+++ Data shown +++
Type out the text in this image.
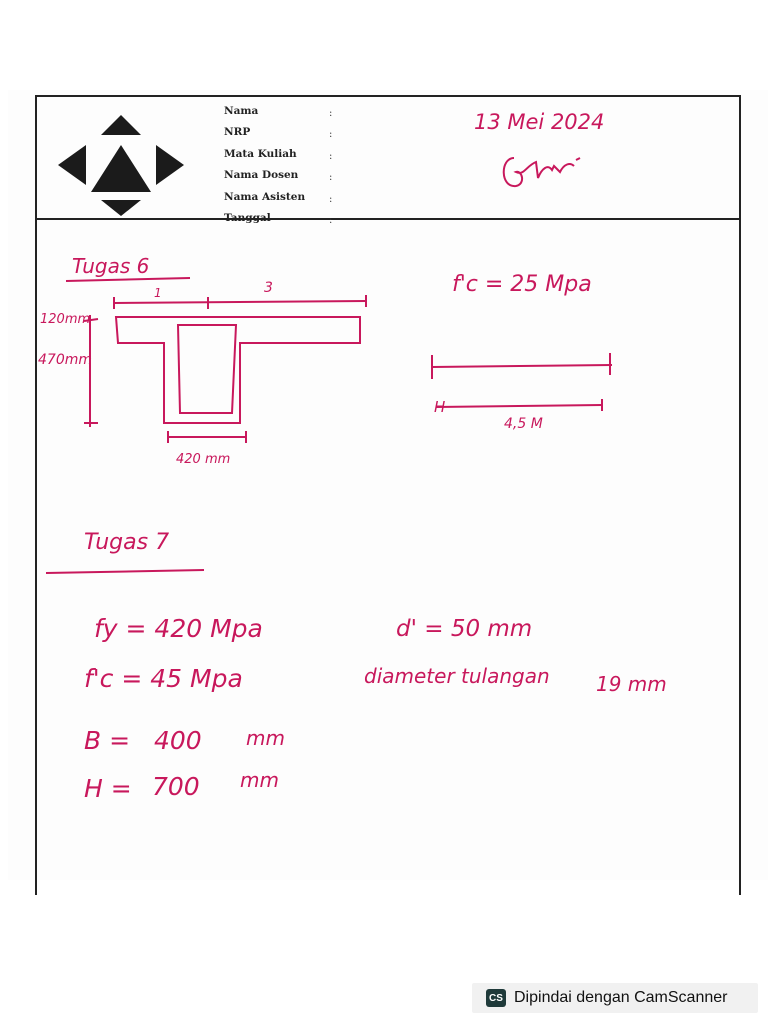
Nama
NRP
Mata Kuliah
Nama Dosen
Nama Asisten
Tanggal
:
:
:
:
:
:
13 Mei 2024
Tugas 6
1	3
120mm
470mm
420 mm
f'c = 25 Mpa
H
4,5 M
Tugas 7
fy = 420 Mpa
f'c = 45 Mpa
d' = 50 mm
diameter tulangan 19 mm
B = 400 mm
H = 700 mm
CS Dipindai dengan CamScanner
+++
+++ Data shown +++
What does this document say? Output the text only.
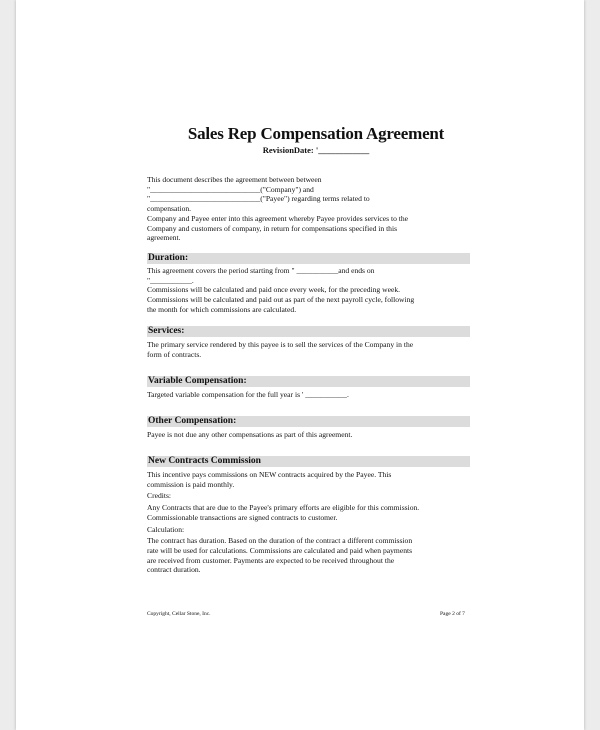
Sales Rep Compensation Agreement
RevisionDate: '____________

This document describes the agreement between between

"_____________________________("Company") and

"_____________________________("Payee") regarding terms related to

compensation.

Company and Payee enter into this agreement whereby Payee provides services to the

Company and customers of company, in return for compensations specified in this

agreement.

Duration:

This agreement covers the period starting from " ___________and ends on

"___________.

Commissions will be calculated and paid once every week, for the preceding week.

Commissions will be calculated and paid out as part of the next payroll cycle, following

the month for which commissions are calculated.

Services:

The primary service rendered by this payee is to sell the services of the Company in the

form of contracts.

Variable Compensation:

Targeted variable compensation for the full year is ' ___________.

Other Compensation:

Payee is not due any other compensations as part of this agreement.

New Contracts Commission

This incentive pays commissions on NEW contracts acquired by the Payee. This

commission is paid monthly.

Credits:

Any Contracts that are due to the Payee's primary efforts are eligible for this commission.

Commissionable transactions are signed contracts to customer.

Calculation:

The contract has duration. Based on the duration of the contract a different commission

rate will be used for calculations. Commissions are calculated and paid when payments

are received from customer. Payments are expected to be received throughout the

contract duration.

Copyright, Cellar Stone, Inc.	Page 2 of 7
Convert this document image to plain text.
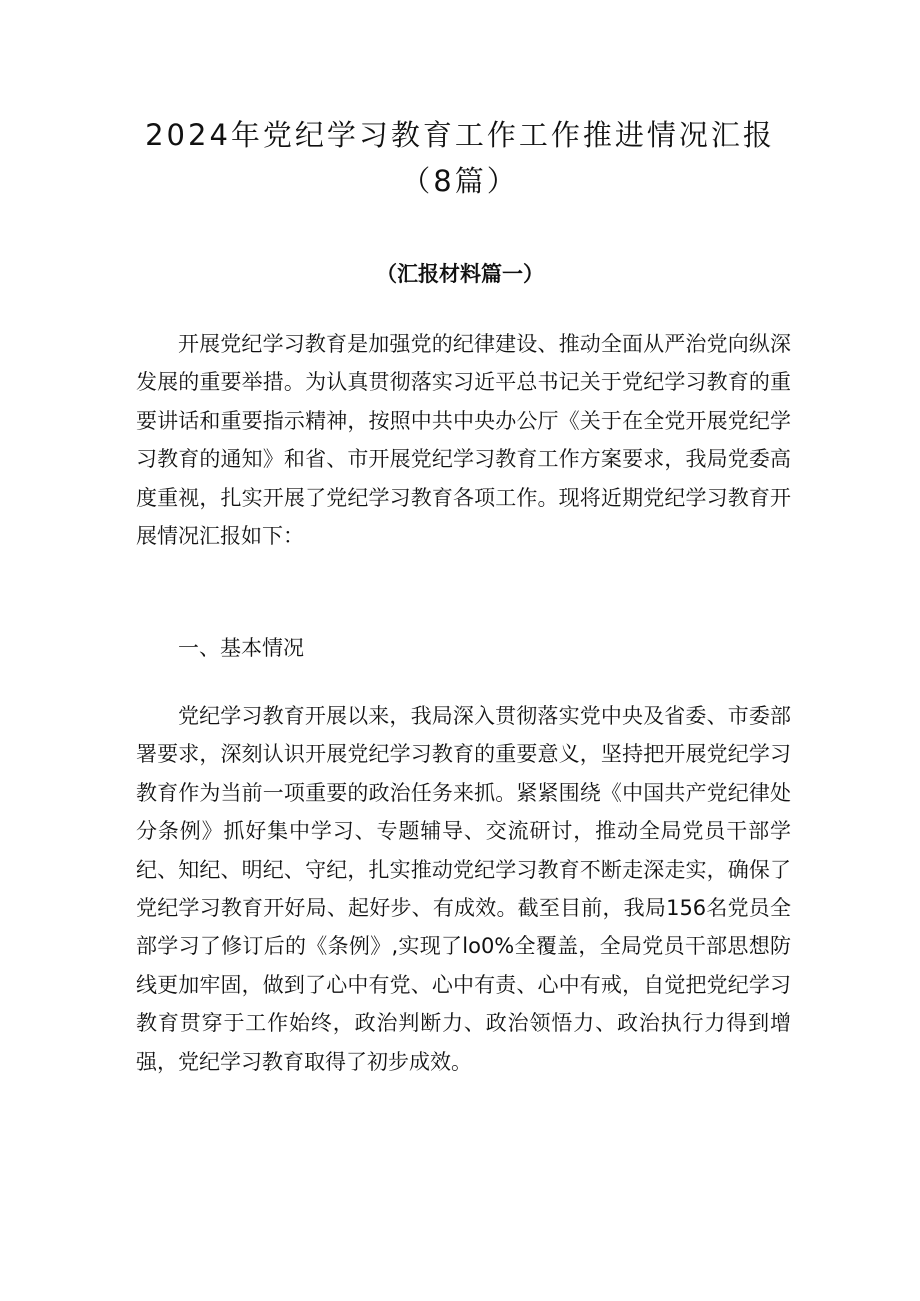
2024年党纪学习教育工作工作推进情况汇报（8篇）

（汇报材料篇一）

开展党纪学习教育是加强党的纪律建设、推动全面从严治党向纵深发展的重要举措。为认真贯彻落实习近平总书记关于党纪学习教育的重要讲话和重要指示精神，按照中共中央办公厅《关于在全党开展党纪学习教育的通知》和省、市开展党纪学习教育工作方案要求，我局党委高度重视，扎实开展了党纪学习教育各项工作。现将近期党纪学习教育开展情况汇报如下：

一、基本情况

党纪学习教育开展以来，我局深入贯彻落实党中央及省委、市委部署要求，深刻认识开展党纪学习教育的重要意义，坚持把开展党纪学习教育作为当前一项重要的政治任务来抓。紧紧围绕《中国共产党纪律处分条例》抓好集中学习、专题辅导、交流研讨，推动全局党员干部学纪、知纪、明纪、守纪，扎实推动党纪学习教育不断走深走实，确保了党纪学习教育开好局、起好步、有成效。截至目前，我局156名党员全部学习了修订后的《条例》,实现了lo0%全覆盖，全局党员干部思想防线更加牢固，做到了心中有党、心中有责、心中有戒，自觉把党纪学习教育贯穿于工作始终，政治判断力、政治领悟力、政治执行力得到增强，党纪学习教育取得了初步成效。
+++
## Description of the task
From the listing above, collect every line that mentions the word "part".

## The result
Commissions will be calculated and paid out as part of the next payroll cycle, following
Payee is not due any other compensations as part of this agreement.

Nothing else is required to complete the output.